_THE TASK_: All the data should come back exactly as it was given.

** Start **

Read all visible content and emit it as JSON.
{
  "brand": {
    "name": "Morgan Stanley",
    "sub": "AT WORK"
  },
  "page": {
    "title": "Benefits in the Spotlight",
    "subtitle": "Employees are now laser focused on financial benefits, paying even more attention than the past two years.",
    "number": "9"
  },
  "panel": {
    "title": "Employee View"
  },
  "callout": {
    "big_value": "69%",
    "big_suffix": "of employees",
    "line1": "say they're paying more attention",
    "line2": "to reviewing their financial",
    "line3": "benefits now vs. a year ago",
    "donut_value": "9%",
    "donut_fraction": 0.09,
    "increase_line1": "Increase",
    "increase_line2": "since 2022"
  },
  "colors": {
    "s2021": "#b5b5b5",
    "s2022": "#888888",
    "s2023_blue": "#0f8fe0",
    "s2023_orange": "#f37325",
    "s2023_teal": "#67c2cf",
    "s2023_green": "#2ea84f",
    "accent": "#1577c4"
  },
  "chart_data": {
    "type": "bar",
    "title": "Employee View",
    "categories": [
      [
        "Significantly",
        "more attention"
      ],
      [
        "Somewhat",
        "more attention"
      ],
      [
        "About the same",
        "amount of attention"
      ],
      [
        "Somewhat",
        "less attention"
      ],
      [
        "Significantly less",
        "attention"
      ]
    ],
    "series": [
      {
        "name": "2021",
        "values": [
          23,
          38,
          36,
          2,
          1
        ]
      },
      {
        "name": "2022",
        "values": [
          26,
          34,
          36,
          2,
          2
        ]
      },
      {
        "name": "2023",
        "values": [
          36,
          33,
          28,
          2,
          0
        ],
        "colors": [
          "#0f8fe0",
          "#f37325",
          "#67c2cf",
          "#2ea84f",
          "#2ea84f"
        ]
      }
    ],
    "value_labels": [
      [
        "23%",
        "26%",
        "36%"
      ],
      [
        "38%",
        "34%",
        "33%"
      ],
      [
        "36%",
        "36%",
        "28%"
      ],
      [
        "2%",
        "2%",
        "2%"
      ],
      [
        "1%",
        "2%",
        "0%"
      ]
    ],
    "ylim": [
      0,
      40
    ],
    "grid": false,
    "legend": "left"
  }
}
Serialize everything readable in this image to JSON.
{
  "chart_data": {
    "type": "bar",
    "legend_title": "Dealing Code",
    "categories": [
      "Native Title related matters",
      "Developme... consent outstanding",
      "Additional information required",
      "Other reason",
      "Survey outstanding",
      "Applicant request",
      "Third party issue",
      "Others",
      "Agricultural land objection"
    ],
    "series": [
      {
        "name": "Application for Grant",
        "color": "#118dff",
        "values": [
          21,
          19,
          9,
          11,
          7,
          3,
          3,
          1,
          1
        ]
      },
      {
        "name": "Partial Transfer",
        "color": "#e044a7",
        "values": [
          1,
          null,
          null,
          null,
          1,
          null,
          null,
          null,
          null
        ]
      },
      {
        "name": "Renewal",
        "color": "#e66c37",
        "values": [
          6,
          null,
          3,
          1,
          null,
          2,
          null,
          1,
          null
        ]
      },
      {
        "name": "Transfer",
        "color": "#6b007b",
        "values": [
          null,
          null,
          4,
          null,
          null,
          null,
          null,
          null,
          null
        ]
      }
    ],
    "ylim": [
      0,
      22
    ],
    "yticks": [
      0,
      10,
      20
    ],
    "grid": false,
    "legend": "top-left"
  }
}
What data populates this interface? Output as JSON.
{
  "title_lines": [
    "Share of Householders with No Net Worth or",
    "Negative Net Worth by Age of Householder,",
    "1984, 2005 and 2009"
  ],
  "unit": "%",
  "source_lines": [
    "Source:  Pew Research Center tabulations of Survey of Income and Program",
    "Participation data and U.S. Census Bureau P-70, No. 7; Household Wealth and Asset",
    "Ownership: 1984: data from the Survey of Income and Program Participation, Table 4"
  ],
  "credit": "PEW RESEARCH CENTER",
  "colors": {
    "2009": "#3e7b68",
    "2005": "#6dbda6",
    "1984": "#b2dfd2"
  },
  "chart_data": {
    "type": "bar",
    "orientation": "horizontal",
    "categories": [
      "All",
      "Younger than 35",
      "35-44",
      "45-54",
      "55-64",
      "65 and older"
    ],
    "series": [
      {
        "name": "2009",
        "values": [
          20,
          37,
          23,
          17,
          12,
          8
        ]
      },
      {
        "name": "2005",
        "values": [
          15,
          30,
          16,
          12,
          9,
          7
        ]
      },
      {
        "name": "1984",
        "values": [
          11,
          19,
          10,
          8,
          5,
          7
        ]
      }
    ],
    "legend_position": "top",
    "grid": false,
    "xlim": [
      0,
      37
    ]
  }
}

** End **

_THE SOLUTION_:
Read all visible content and emit it as JSON.
{
  "brand": {
    "name": "Morgan Stanley",
    "sub": "AT WORK"
  },
  "page": {
    "title": "Benefits in the Spotlight",
    "subtitle": "Employees are now laser focused on financial benefits, paying even more attention than the past two years.",
    "number": "9"
  },
  "panel": {
    "title": "Employee View"
  },
  "callout": {
    "big_value": "69%",
    "big_suffix": "of employees",
    "line1": "say they're paying more attention",
    "line2": "to reviewing their financial",
    "line3": "benefits now vs. a year ago",
    "donut_value": "9%",
    "donut_fraction": 0.09,
    "increase_line1": "Increase",
    "increase_line2": "since 2022"
  },
  "colors": {
    "s2021": "#b5b5b5",
    "s2022": "#888888",
    "s2023_blue": "#0f8fe0",
    "s2023_orange": "#f37325",
    "s2023_teal": "#67c2cf",
    "s2023_green": "#2ea84f",
    "accent": "#1577c4"
  },
  "chart_data": {
    "type": "bar",
    "title": "Employee View",
    "categories": [
      [
        "Significantly",
        "more attention"
      ],
      [
        "Somewhat",
        "more attention"
      ],
      [
        "About the same",
        "amount of attention"
      ],
      [
        "Somewhat",
        "less attention"
      ],
      [
        "Significantly less",
        "attention"
      ]
    ],
    "series": [
      {
        "name": "2021",
        "values": [
          23,
          38,
          36,
          2,
          1
        ]
      },
      {
        "name": "2022",
        "values": [
          26,
          34,
          36,
          2,
          2
        ]
      },
      {
        "name": "2023",
        "values": [
          36,
          33,
          28,
          2,
          0
        ],
        "colors": [
          "#0f8fe0",
          "#f37325",
          "#67c2cf",
          "#2ea84f",
          "#2ea84f"
        ]
      }
    ],
    "value_labels": [
      [
        "23%",
        "26%",
        "36%"
      ],
      [
        "38%",
        "34%",
        "33%"
      ],
      [
        "36%",
        "36%",
        "28%"
      ],
      [
        "2%",
        "2%",
        "2%"
      ],
      [
        "1%",
        "2%",
        "0%"
      ]
    ],
    "ylim": [
      0,
      40
    ],
    "grid": false,
    "legend": "left"
  }
}
Serialize everything readable in this image to JSON.
{
  "chart_data": {
    "type": "bar",
    "legend_title": "Dealing Code",
    "categories": [
      "Native Title related matters",
      "Developme... consent outstanding",
      "Additional information required",
      "Other reason",
      "Survey outstanding",
      "Applicant request",
      "Third party issue",
      "Others",
      "Agricultural land objection"
    ],
    "series": [
      {
        "name": "Application for Grant",
        "color": "#118dff",
        "values": [
          21,
          19,
          9,
          11,
          7,
          3,
          3,
          1,
          1
        ]
      },
      {
        "name": "Partial Transfer",
        "color": "#e044a7",
        "values": [
          1,
          null,
          null,
          null,
          1,
          null,
          null,
          null,
          null
        ]
      },
      {
        "name": "Renewal",
        "color": "#e66c37",
        "values": [
          6,
          null,
          3,
          1,
          null,
          2,
          null,
          1,
          null
        ]
      },
      {
        "name": "Transfer",
        "color": "#6b007b",
        "values": [
          null,
          null,
          4,
          null,
          null,
          null,
          null,
          null,
          null
        ]
      }
    ],
    "ylim": [
      0,
      22
    ],
    "yticks": [
      0,
      10,
      20
    ],
    "grid": false,
    "legend": "top-left"
  }
}
What data populates this interface? Output as JSON.
{
  "title_lines": [
    "Share of Householders with No Net Worth or",
    "Negative Net Worth by Age of Householder,",
    "1984, 2005 and 2009"
  ],
  "unit": "%",
  "source_lines": [
    "Source:  Pew Research Center tabulations of Survey of Income and Program",
    "Participation data and U.S. Census Bureau P-70, No. 7; Household Wealth and Asset",
    "Ownership: 1984: data from the Survey of Income and Program Participation, Table 4"
  ],
  "credit": "PEW RESEARCH CENTER",
  "colors": {
    "2009": "#3e7b68",
    "2005": "#6dbda6",
    "1984": "#b2dfd2"
  },
  "chart_data": {
    "type": "bar",
    "orientation": "horizontal",
    "categories": [
      "All",
      "Younger than 35",
      "35-44",
      "45-54",
      "55-64",
      "65 and older"
    ],
    "series": [
      {
        "name": "2009",
        "values": [
          20,
          37,
          23,
          17,
          12,
          8
        ]
      },
      {
        "name": "2005",
        "values": [
          15,
          30,
          16,
          12,
          9,
          7
        ]
      },
      {
        "name": "1984",
        "values": [
          11,
          19,
          10,
          8,
          5,
          7
        ]
      }
    ],
    "legend_position": "top",
    "grid": false,
    "xlim": [
      0,
      37
    ]
  }
}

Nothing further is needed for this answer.